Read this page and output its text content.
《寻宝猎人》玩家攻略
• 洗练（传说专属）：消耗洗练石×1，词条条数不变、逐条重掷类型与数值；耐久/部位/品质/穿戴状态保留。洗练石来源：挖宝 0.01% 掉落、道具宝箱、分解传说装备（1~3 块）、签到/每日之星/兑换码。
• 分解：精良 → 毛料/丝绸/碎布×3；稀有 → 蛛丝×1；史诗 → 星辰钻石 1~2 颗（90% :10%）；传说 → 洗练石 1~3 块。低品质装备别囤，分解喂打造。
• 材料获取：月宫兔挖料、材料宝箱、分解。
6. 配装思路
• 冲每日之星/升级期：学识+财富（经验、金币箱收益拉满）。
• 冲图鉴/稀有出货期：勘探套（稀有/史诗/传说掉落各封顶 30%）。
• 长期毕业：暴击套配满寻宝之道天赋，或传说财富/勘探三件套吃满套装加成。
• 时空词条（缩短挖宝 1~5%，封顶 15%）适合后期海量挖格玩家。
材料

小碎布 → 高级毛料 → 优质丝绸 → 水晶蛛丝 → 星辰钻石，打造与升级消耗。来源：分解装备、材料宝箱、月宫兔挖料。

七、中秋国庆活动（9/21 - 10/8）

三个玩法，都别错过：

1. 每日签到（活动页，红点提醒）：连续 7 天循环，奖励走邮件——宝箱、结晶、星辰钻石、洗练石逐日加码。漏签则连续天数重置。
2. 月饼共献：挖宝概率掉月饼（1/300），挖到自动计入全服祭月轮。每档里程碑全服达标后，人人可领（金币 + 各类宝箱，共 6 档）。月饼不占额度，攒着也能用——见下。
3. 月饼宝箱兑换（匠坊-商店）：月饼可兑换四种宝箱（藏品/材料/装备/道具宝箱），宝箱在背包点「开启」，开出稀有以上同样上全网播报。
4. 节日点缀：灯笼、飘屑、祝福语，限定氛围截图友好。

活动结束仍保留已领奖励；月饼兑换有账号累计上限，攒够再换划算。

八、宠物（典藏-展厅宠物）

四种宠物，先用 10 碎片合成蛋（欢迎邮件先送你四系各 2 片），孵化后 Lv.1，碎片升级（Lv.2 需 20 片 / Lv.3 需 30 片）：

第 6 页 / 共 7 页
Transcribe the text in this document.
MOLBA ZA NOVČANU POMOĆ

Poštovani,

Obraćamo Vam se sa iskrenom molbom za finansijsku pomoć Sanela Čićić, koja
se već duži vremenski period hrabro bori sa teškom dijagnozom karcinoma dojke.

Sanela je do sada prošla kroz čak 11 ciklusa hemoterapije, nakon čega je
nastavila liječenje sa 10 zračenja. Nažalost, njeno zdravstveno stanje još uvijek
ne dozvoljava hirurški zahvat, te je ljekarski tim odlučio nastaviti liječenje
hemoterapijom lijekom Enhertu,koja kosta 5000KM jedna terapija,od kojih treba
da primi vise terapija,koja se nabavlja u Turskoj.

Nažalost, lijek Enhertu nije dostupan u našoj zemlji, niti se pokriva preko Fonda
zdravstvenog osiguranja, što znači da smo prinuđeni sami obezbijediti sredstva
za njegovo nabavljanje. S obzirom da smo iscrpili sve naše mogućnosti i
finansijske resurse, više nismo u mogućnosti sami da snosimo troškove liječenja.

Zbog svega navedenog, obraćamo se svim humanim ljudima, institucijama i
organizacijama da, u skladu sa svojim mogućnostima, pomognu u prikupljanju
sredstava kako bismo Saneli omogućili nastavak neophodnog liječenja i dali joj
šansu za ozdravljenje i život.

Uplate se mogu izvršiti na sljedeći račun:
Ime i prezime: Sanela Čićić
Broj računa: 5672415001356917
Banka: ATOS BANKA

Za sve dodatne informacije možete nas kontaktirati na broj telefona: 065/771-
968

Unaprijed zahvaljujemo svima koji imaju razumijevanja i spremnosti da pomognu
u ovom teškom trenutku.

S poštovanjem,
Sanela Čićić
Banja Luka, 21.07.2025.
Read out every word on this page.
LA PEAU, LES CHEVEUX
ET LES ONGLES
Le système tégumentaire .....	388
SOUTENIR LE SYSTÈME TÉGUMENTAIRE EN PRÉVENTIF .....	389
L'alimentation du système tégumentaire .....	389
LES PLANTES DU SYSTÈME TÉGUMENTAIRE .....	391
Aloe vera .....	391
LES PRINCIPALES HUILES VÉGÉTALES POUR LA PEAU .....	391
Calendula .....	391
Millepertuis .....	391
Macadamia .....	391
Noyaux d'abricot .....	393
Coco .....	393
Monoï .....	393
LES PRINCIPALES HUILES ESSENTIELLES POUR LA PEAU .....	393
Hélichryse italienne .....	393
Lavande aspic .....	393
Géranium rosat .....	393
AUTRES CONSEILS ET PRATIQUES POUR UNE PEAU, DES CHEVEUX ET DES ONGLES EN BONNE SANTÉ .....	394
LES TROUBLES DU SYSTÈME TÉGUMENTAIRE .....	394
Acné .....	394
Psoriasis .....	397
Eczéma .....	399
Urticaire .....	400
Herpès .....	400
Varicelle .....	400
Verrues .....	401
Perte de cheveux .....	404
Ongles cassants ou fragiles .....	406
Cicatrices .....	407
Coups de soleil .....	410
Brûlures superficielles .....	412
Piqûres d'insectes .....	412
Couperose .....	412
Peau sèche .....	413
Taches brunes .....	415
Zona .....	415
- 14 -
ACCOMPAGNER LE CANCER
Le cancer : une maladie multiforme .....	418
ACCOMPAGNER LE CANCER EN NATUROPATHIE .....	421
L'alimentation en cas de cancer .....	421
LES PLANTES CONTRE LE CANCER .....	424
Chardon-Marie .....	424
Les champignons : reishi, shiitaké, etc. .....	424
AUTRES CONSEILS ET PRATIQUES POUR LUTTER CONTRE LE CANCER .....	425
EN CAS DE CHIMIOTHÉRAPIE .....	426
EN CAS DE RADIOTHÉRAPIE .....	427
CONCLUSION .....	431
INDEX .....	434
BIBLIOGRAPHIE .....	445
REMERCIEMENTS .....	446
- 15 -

········

Set task: Print the material once more, exactly.

Exercise solution:
Read this page and output its text content.
《寻宝猎人》玩家攻略
• 洗练（传说专属）：消耗洗练石×1，词条条数不变、逐条重掷类型与数值；耐久/部位/品质/穿戴状态保留。洗练石来源：挖宝 0.01% 掉落、道具宝箱、分解传说装备（1~3 块）、签到/每日之星/兑换码。
• 分解：精良 → 毛料/丝绸/碎布×3；稀有 → 蛛丝×1；史诗 → 星辰钻石 1~2 颗（90% :10%）；传说 → 洗练石 1~3 块。低品质装备别囤，分解喂打造。
• 材料获取：月宫兔挖料、材料宝箱、分解。
6. 配装思路
• 冲每日之星/升级期：学识+财富（经验、金币箱收益拉满）。
• 冲图鉴/稀有出货期：勘探套（稀有/史诗/传说掉落各封顶 30%）。
• 长期毕业：暴击套配满寻宝之道天赋，或传说财富/勘探三件套吃满套装加成。
• 时空词条（缩短挖宝 1~5%，封顶 15%）适合后期海量挖格玩家。
材料

小碎布 → 高级毛料 → 优质丝绸 → 水晶蛛丝 → 星辰钻石，打造与升级消耗。来源：分解装备、材料宝箱、月宫兔挖料。

七、中秋国庆活动（9/21 - 10/8）

三个玩法，都别错过：

1. 每日签到（活动页，红点提醒）：连续 7 天循环，奖励走邮件——宝箱、结晶、星辰钻石、洗练石逐日加码。漏签则连续天数重置。
2. 月饼共献：挖宝概率掉月饼（1/300），挖到自动计入全服祭月轮。每档里程碑全服达标后，人人可领（金币 + 各类宝箱，共 6 档）。月饼不占额度，攒着也能用——见下。
3. 月饼宝箱兑换（匠坊-商店）：月饼可兑换四种宝箱（藏品/材料/装备/道具宝箱），宝箱在背包点「开启」，开出稀有以上同样上全网播报。
4. 节日点缀：灯笼、飘屑、祝福语，限定氛围截图友好。

活动结束仍保留已领奖励；月饼兑换有账号累计上限，攒够再换划算。

八、宠物（典藏-展厅宠物）

四种宠物，先用 10 碎片合成蛋（欢迎邮件先送你四系各 2 片），孵化后 Lv.1，碎片升级（Lv.2 需 20 片 / Lv.3 需 30 片）：

第 6 页 / 共 7 页
Transcribe the text in this document.
MOLBA ZA NOVČANU POMOĆ

Poštovani,

Obraćamo Vam se sa iskrenom molbom za finansijsku pomoć Sanela Čićić, koja
se već duži vremenski period hrabro bori sa teškom dijagnozom karcinoma dojke.

Sanela je do sada prošla kroz čak 11 ciklusa hemoterapije, nakon čega je
nastavila liječenje sa 10 zračenja. Nažalost, njeno zdravstveno stanje još uvijek
ne dozvoljava hirurški zahvat, te je ljekarski tim odlučio nastaviti liječenje
hemoterapijom lijekom Enhertu,koja kosta 5000KM jedna terapija,od kojih treba
da primi vise terapija,koja se nabavlja u Turskoj.

Nažalost, lijek Enhertu nije dostupan u našoj zemlji, niti se pokriva preko Fonda
zdravstvenog osiguranja, što znači da smo prinuđeni sami obezbijediti sredstva
za njegovo nabavljanje. S obzirom da smo iscrpili sve naše mogućnosti i
finansijske resurse, više nismo u mogućnosti sami da snosimo troškove liječenja.

Zbog svega navedenog, obraćamo se svim humanim ljudima, institucijama i
organizacijama da, u skladu sa svojim mogućnostima, pomognu u prikupljanju
sredstava kako bismo Saneli omogućili nastavak neophodnog liječenja i dali joj
šansu za ozdravljenje i život.

Uplate se mogu izvršiti na sljedeći račun:
Ime i prezime: Sanela Čićić
Broj računa: 5672415001356917
Banka: ATOS BANKA

Za sve dodatne informacije možete nas kontaktirati na broj telefona: 065/771-
968

Unaprijed zahvaljujemo svima koji imaju razumijevanja i spremnosti da pomognu
u ovom teškom trenutku.

S poštovanjem,
Sanela Čićić
Banja Luka, 21.07.2025.
Read out every word on this page.
LA PEAU, LES CHEVEUX
ET LES ONGLES
Le système tégumentaire .....	388
SOUTENIR LE SYSTÈME TÉGUMENTAIRE EN PRÉVENTIF .....	389
L'alimentation du système tégumentaire .....	389
LES PLANTES DU SYSTÈME TÉGUMENTAIRE .....	391
Aloe vera .....	391
LES PRINCIPALES HUILES VÉGÉTALES POUR LA PEAU .....	391
Calendula .....	391
Millepertuis .....	391
Macadamia .....	391
Noyaux d'abricot .....	393
Coco .....	393
Monoï .....	393
LES PRINCIPALES HUILES ESSENTIELLES POUR LA PEAU .....	393
Hélichryse italienne .....	393
Lavande aspic .....	393
Géranium rosat .....	393
AUTRES CONSEILS ET PRATIQUES POUR UNE PEAU, DES CHEVEUX ET DES ONGLES EN BONNE SANTÉ .....	394
LES TROUBLES DU SYSTÈME TÉGUMENTAIRE .....	394
Acné .....	394
Psoriasis .....	397
Eczéma .....	399
Urticaire .....	400
Herpès .....	400
Varicelle .....	400
Verrues .....	401
Perte de cheveux .....	404
Ongles cassants ou fragiles .....	406
Cicatrices .....	407
Coups de soleil .....	410
Brûlures superficielles .....	412
Piqûres d'insectes .....	412
Couperose .....	412
Peau sèche .....	413
Taches brunes .....	415
Zona .....	415
- 14 -
ACCOMPAGNER LE CANCER
Le cancer : une maladie multiforme .....	418
ACCOMPAGNER LE CANCER EN NATUROPATHIE .....	421
L'alimentation en cas de cancer .....	421
LES PLANTES CONTRE LE CANCER .....	424
Chardon-Marie .....	424
Les champignons : reishi, shiitaké, etc. .....	424
AUTRES CONSEILS ET PRATIQUES POUR LUTTER CONTRE LE CANCER .....	425
EN CAS DE CHIMIOTHÉRAPIE .....	426
EN CAS DE RADIOTHÉRAPIE .....	427
CONCLUSION .....	431
INDEX .....	434
BIBLIOGRAPHIE .....	445
REMERCIEMENTS .....	446
- 15 -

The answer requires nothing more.